What you are asked to do — List all lines of the data that include the string "ratio".

━━━ Entries provided

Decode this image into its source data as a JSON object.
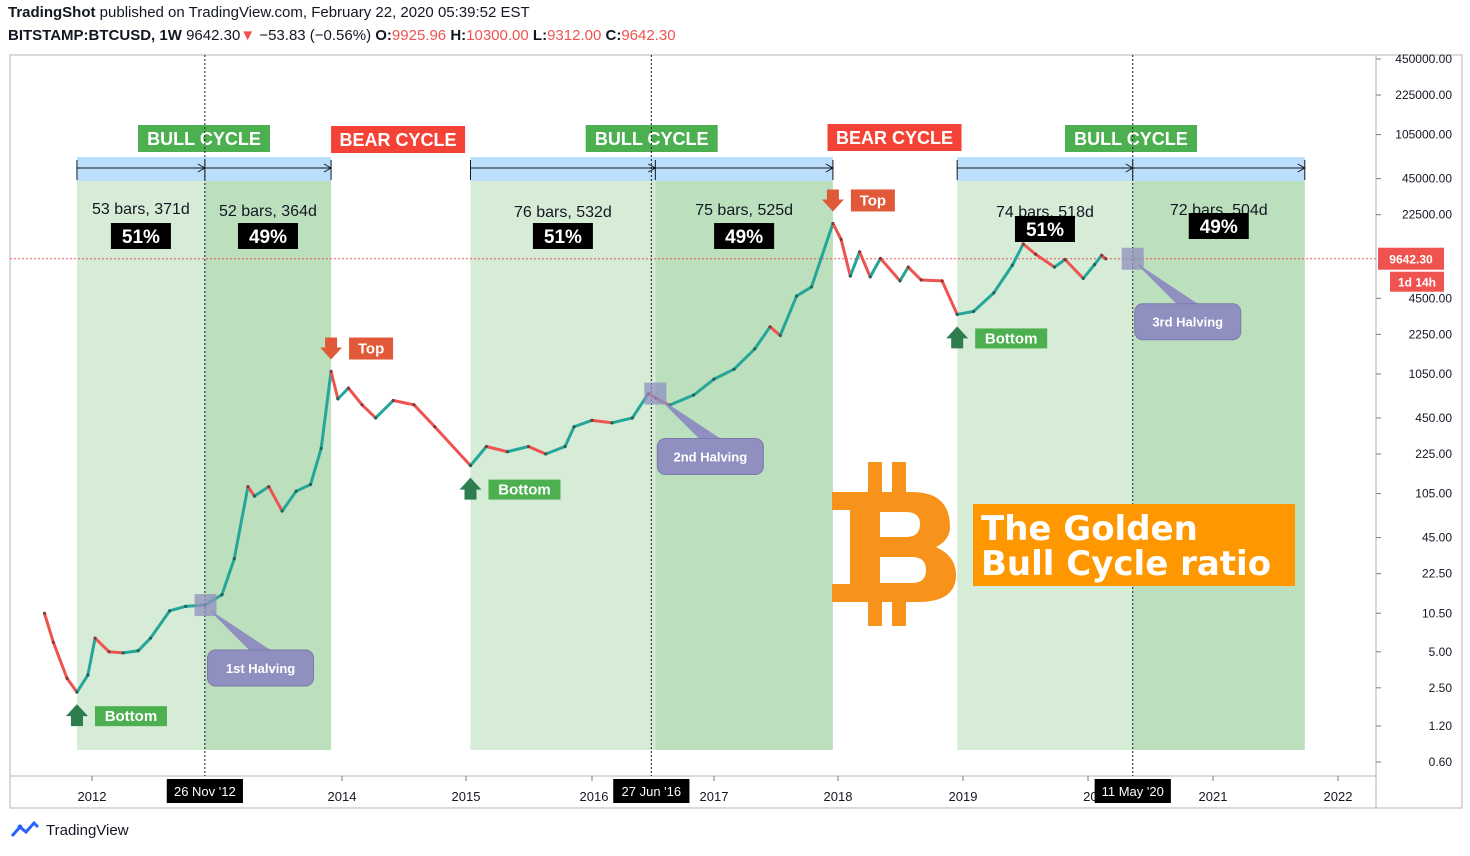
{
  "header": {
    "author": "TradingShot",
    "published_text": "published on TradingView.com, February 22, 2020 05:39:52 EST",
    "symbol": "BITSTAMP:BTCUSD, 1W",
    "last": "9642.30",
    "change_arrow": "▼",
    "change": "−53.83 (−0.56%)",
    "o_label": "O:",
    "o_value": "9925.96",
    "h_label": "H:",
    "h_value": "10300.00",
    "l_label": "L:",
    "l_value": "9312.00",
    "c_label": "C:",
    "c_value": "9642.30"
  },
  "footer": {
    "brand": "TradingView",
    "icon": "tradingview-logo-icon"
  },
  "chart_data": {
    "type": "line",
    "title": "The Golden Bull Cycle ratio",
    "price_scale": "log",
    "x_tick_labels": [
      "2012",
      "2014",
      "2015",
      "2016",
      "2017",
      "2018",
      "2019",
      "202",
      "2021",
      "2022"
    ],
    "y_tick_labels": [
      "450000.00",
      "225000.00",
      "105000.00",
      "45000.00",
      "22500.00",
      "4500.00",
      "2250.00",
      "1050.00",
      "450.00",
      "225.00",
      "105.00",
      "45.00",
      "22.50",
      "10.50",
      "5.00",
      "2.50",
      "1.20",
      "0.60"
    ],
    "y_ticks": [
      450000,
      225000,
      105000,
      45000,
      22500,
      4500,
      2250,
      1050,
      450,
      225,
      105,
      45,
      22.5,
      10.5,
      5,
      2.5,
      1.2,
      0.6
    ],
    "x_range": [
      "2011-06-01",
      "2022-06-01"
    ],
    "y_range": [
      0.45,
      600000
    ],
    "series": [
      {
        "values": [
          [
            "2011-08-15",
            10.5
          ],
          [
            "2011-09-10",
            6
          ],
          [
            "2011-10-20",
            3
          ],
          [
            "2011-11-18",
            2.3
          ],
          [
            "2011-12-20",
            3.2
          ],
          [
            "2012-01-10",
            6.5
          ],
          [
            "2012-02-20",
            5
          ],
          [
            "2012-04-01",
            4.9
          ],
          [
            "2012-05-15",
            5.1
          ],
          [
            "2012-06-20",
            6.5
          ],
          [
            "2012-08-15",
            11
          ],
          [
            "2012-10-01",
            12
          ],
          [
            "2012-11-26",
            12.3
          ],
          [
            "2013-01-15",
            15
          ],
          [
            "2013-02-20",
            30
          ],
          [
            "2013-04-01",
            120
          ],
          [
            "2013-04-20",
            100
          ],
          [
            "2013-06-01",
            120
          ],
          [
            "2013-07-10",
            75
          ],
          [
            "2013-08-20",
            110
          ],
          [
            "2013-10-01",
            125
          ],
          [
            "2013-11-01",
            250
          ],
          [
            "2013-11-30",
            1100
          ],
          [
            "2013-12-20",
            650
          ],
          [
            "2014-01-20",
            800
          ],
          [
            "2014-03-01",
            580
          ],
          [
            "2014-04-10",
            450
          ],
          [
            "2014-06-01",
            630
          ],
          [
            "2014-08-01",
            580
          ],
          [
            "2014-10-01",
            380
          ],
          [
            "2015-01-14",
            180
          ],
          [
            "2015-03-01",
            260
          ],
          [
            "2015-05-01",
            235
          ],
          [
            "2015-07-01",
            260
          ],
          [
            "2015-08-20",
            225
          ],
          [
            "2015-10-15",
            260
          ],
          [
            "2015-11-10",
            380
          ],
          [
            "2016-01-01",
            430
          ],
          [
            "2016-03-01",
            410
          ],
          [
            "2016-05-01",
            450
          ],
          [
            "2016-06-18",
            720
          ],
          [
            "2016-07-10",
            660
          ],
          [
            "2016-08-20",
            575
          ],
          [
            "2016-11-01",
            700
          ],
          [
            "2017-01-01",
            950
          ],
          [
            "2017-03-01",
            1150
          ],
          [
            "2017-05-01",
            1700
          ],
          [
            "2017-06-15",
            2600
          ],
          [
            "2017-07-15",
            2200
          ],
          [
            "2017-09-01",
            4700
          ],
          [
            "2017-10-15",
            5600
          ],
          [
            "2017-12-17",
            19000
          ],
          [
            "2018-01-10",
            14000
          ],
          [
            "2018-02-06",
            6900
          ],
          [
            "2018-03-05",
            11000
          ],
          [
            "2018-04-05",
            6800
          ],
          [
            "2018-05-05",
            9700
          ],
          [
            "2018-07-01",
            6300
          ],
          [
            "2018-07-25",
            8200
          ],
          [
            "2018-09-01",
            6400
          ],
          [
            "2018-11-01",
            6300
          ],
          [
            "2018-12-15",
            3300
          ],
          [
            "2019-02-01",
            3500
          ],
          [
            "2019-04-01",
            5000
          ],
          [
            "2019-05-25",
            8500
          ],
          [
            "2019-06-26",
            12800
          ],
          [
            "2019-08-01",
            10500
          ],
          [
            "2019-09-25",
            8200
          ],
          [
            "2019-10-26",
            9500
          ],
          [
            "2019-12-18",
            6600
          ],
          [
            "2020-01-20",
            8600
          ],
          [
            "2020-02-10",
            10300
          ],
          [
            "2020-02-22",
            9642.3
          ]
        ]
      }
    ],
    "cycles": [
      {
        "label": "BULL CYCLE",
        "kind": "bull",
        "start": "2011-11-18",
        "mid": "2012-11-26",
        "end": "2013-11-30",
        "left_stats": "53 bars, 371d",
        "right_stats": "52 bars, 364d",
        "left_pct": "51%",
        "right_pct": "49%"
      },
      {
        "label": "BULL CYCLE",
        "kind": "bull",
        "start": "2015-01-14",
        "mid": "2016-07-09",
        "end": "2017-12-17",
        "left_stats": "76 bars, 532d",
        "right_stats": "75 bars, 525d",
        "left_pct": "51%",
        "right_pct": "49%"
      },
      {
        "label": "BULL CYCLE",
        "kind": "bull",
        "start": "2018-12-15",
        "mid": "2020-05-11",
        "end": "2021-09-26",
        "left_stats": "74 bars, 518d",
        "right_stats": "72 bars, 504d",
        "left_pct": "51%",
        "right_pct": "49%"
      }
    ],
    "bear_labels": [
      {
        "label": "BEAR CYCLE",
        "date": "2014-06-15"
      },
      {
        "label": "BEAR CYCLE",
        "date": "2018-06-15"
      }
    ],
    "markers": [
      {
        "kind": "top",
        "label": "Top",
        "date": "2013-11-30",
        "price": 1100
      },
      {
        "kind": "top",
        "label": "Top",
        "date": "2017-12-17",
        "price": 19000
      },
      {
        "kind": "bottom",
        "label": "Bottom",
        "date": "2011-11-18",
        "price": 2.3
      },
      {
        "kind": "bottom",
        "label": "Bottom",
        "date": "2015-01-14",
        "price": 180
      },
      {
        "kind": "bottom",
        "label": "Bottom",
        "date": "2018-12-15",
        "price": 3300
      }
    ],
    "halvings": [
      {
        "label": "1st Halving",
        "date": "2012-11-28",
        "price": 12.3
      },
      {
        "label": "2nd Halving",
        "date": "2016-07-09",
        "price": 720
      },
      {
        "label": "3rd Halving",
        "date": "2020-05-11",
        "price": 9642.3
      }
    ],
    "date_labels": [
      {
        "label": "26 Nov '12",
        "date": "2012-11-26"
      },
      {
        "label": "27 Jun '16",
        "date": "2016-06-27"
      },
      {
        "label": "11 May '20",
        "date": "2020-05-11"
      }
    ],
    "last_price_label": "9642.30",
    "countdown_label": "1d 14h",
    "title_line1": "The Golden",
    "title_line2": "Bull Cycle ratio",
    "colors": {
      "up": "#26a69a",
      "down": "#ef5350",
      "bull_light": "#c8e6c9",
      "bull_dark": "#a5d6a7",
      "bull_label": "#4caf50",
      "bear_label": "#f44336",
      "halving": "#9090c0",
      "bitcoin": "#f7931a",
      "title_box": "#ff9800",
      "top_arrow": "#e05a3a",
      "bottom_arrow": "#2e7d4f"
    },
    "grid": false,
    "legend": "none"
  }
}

━━━━━━

Output below —
    "title": "The Golden Bull Cycle ratio",
    "title_line2": "Bull Cycle ratio",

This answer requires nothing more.